>> BEGIN Data in this exercise

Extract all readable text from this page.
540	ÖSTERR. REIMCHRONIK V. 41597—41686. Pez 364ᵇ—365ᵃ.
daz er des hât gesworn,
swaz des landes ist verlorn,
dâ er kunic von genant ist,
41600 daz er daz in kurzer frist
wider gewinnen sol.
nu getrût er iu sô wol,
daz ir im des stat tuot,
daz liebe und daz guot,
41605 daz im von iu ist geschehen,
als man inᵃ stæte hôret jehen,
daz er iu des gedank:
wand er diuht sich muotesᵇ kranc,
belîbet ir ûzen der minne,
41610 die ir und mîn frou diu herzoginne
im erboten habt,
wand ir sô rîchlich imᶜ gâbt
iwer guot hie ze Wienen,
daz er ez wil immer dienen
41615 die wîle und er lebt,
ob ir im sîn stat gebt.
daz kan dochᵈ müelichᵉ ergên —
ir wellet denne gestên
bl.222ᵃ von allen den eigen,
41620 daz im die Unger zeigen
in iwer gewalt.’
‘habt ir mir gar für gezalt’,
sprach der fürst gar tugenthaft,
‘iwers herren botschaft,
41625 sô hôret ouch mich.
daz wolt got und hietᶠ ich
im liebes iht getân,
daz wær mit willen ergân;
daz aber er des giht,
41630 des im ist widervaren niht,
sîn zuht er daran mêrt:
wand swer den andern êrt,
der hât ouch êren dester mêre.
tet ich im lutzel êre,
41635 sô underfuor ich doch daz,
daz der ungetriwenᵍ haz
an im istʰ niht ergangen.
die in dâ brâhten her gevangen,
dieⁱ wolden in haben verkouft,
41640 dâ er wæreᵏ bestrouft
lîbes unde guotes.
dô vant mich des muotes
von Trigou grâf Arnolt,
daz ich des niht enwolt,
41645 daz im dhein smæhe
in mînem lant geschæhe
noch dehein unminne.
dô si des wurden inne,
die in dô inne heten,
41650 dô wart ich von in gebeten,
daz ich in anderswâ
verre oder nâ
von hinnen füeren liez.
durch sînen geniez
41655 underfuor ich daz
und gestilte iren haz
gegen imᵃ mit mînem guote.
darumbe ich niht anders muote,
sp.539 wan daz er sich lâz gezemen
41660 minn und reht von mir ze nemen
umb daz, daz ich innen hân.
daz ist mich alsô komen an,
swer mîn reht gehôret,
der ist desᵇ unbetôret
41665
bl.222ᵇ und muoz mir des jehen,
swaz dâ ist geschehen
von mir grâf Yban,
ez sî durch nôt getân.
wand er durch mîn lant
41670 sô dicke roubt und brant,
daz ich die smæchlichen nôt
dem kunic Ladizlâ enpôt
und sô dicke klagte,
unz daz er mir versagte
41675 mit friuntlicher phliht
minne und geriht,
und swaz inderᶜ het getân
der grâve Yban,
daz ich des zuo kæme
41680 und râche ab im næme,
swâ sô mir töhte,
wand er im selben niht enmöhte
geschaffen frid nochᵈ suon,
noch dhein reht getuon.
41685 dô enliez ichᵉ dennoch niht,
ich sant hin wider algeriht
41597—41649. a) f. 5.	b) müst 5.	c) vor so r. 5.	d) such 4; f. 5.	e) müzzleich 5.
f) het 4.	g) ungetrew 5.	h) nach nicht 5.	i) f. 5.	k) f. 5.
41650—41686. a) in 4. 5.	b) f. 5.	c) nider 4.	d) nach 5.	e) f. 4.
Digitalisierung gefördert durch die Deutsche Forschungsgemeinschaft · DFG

>> END Data in this exercise

- [Instructions to follow]:
Answer with one number: how many lines in the listing hold "habt".

- [Answer to this problem]:
2